Information shown —
◇ ◇ ◇ ◇ ◇ ◇ ◇

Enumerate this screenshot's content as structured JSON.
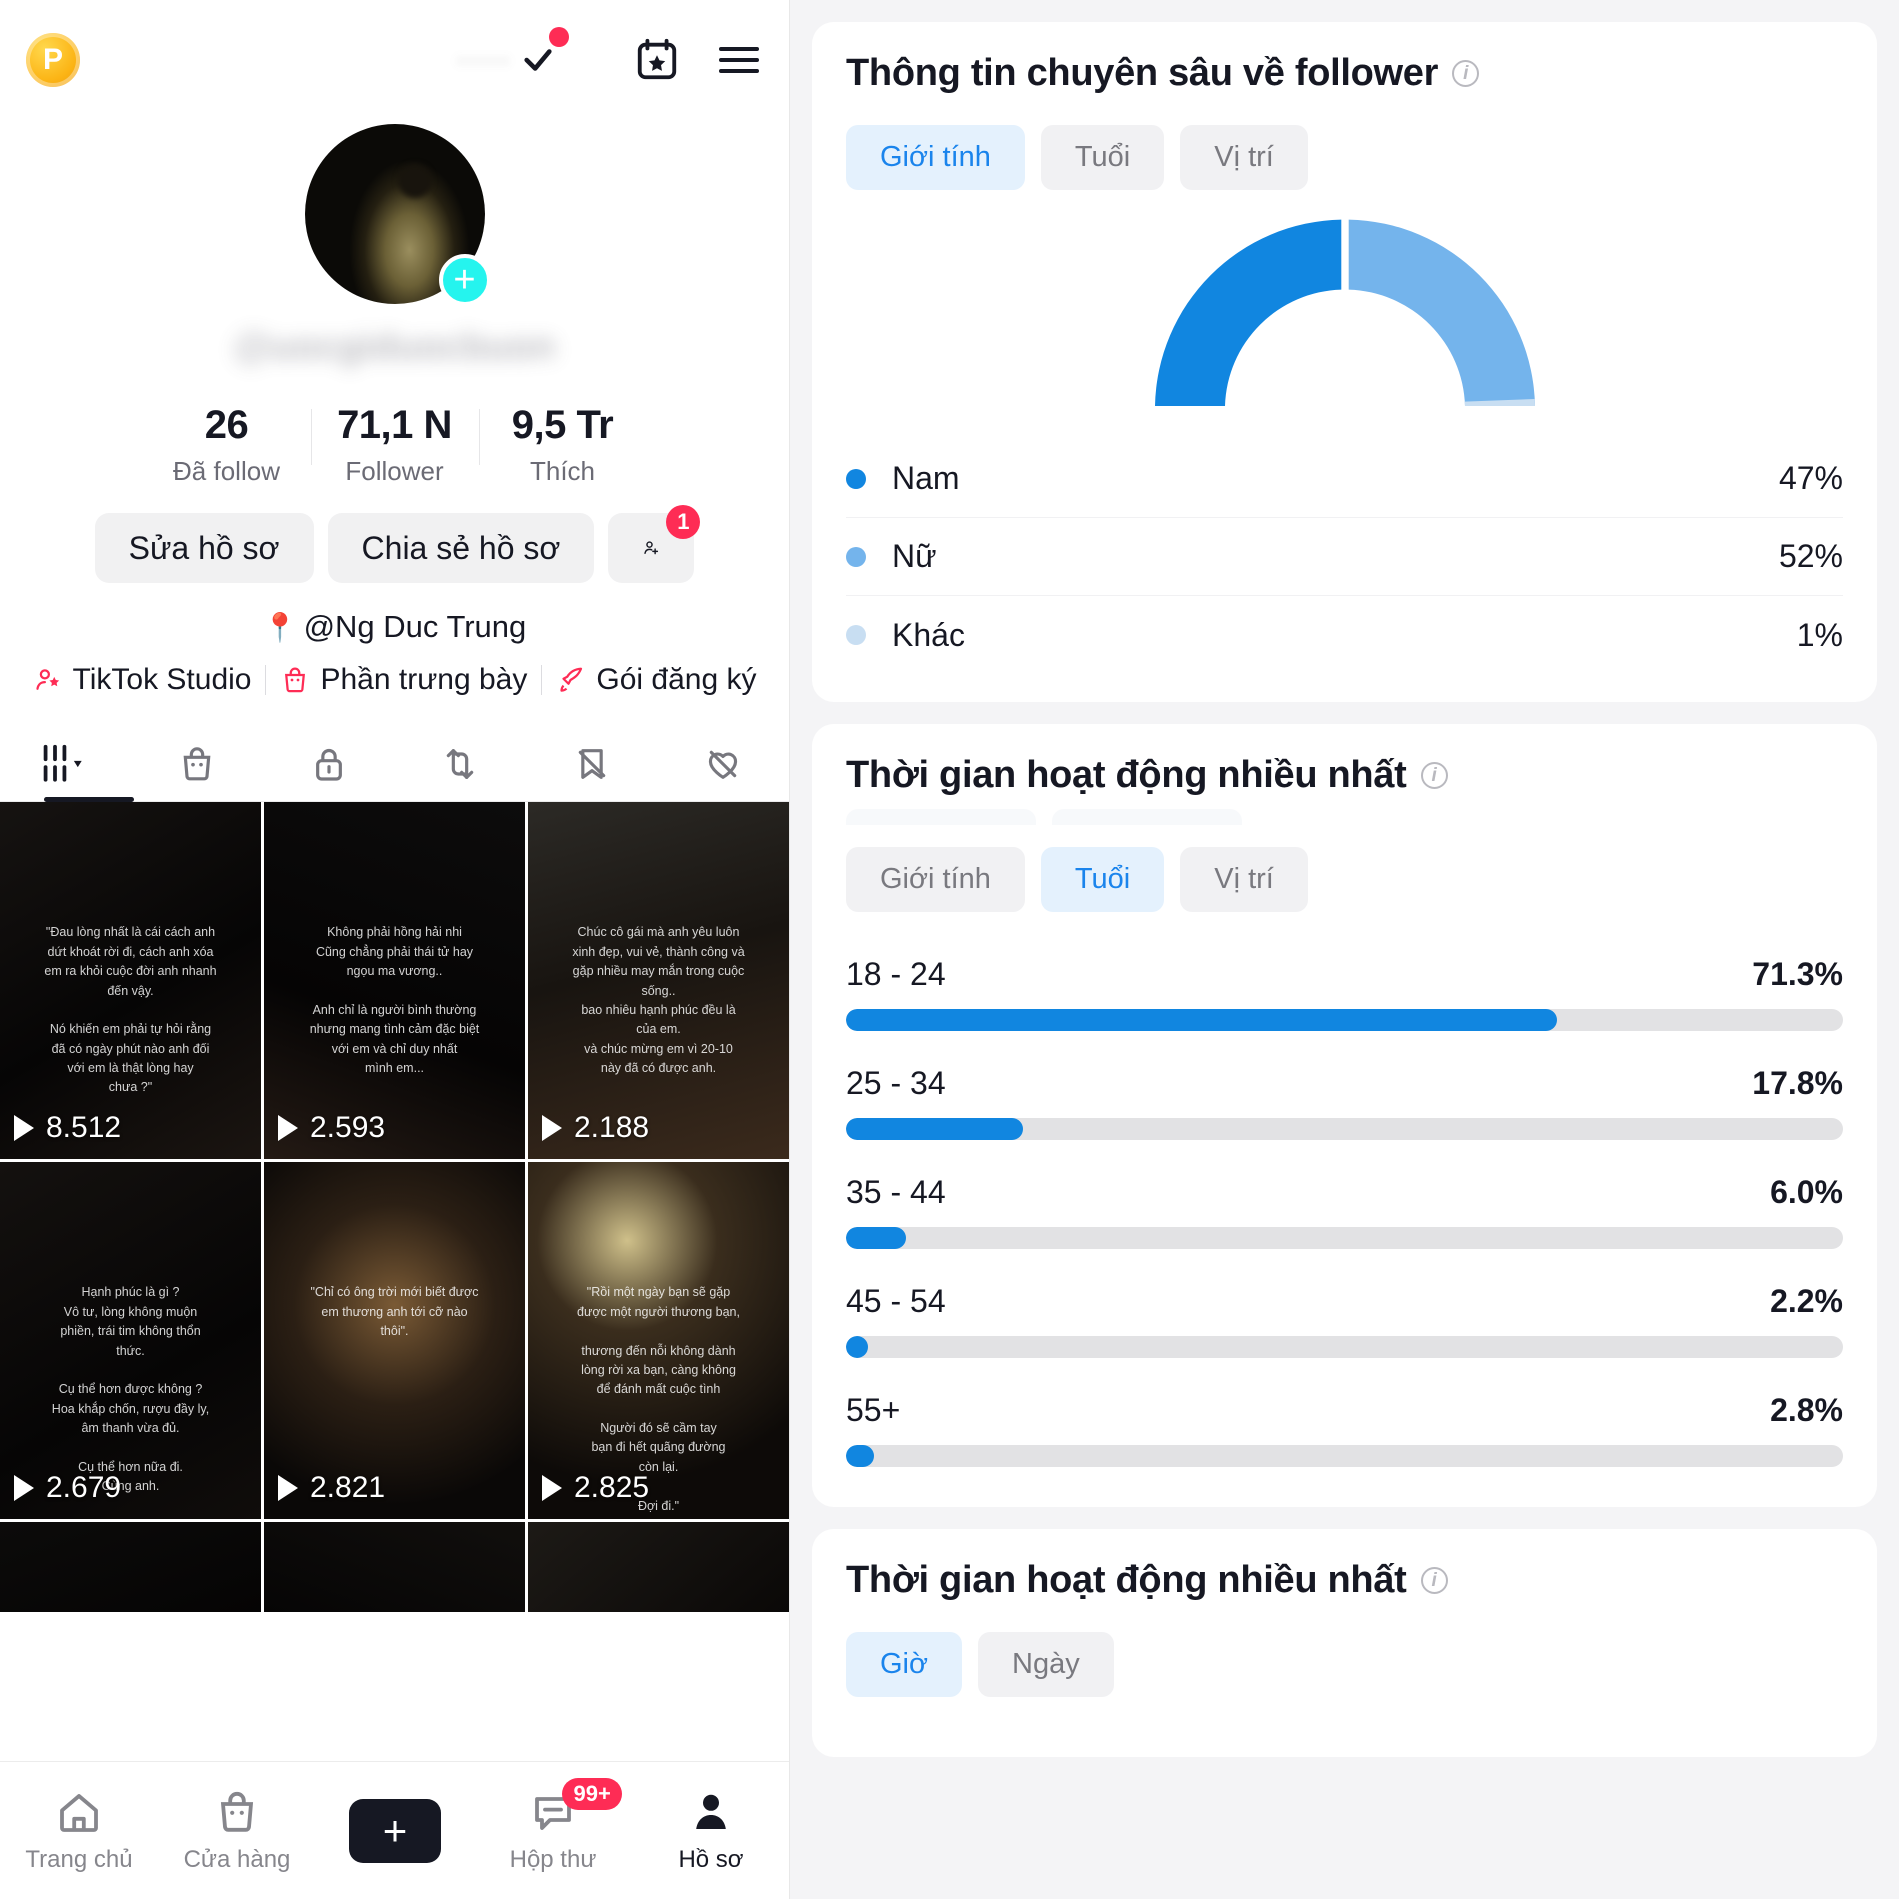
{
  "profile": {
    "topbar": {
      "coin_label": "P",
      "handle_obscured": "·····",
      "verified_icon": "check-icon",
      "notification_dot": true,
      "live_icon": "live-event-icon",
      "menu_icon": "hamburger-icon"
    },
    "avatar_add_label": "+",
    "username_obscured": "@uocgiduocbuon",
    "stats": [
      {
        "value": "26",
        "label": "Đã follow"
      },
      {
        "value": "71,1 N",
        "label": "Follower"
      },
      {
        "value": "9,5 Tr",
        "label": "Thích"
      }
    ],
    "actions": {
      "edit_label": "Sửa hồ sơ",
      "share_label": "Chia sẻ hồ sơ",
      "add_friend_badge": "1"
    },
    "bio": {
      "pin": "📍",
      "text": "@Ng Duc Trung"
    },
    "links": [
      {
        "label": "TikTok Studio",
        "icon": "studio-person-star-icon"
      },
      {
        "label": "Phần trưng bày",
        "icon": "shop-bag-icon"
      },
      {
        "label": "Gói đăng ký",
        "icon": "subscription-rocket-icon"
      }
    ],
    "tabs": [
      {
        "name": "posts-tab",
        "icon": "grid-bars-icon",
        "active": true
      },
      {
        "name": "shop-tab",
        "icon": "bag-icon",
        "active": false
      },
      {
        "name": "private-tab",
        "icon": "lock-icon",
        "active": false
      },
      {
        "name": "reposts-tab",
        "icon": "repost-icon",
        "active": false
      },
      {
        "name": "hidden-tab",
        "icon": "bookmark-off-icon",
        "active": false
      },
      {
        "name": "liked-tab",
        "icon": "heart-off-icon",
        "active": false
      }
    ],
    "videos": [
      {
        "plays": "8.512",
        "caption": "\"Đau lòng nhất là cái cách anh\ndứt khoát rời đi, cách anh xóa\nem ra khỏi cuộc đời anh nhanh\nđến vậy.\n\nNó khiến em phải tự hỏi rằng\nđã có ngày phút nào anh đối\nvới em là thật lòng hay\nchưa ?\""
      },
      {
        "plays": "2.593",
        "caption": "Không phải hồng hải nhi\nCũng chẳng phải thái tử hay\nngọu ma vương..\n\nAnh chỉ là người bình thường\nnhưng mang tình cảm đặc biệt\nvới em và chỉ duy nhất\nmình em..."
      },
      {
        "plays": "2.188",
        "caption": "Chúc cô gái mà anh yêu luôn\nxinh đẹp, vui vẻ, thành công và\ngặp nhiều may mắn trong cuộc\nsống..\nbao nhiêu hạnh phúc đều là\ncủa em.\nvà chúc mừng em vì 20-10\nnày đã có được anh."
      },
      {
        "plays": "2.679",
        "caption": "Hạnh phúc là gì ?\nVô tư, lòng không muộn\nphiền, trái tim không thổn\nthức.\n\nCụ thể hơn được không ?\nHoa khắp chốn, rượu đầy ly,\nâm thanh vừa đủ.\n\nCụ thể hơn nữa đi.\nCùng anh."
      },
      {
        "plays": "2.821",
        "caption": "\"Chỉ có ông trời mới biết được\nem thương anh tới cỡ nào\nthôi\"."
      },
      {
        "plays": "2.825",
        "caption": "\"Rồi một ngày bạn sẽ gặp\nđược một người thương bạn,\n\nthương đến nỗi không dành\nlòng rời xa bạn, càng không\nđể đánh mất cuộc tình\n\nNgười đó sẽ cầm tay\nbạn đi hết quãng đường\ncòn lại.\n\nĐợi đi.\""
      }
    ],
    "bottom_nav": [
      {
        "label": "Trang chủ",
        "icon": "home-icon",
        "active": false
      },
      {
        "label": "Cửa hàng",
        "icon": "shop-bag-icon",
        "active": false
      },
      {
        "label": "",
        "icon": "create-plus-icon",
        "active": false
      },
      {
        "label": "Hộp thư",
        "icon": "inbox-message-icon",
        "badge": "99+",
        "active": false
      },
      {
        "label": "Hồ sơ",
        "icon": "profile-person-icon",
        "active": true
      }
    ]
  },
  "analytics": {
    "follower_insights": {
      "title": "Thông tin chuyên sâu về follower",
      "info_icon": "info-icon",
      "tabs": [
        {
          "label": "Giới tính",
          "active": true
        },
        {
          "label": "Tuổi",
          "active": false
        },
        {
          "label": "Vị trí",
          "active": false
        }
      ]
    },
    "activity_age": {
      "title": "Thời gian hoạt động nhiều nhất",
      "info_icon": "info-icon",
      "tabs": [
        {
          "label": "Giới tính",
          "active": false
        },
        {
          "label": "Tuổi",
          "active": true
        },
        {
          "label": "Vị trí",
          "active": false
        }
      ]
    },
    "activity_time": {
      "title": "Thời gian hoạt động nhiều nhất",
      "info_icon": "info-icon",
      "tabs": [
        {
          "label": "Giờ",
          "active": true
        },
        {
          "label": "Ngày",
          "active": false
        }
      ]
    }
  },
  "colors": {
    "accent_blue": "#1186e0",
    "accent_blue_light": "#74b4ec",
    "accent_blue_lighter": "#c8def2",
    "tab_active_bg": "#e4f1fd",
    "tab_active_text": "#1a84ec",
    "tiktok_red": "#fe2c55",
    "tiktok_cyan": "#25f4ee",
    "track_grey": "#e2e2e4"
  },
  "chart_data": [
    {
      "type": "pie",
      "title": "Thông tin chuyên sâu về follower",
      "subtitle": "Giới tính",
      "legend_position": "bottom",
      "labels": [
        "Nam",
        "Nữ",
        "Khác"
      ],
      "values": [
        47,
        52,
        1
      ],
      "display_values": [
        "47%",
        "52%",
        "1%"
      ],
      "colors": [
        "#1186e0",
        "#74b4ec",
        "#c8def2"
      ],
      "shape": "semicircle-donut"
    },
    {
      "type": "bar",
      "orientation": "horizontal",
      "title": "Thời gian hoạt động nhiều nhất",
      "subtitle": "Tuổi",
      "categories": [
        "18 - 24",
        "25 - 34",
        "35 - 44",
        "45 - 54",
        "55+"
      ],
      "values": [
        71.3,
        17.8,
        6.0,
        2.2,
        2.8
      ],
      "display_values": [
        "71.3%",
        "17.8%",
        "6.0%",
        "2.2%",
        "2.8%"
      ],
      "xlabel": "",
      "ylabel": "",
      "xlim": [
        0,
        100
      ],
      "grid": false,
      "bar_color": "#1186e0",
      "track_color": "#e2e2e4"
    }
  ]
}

◇ ◇ ◇ ◇ ◇ ◇ ◇

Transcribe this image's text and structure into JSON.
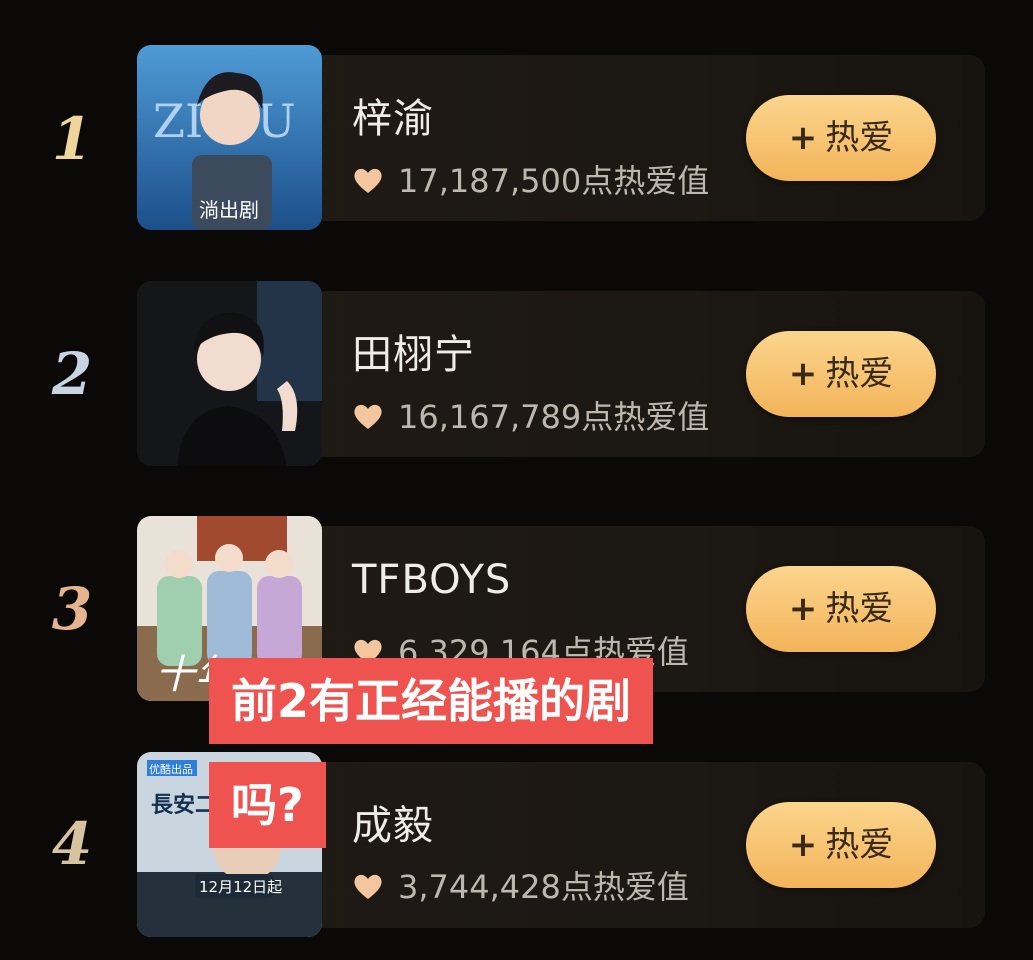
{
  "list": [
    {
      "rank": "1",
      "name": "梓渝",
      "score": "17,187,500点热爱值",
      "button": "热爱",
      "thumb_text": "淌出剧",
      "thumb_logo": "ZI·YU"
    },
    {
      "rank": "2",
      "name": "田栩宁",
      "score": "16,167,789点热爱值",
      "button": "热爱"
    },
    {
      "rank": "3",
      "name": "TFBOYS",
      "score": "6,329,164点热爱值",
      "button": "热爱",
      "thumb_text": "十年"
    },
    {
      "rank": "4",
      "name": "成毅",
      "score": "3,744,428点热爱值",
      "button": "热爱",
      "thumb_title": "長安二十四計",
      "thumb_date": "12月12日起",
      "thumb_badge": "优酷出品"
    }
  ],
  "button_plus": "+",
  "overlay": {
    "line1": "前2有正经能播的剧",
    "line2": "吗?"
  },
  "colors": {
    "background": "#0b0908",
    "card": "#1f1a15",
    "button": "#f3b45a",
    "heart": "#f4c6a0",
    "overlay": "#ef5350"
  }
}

◇ ◇ ◇ ◇ ◇ ◇ ◇

Problem statement — Of the lines in the records, how many contain the word "cuộc"? Answer with the number and nothing else.

Answer to the problem — 3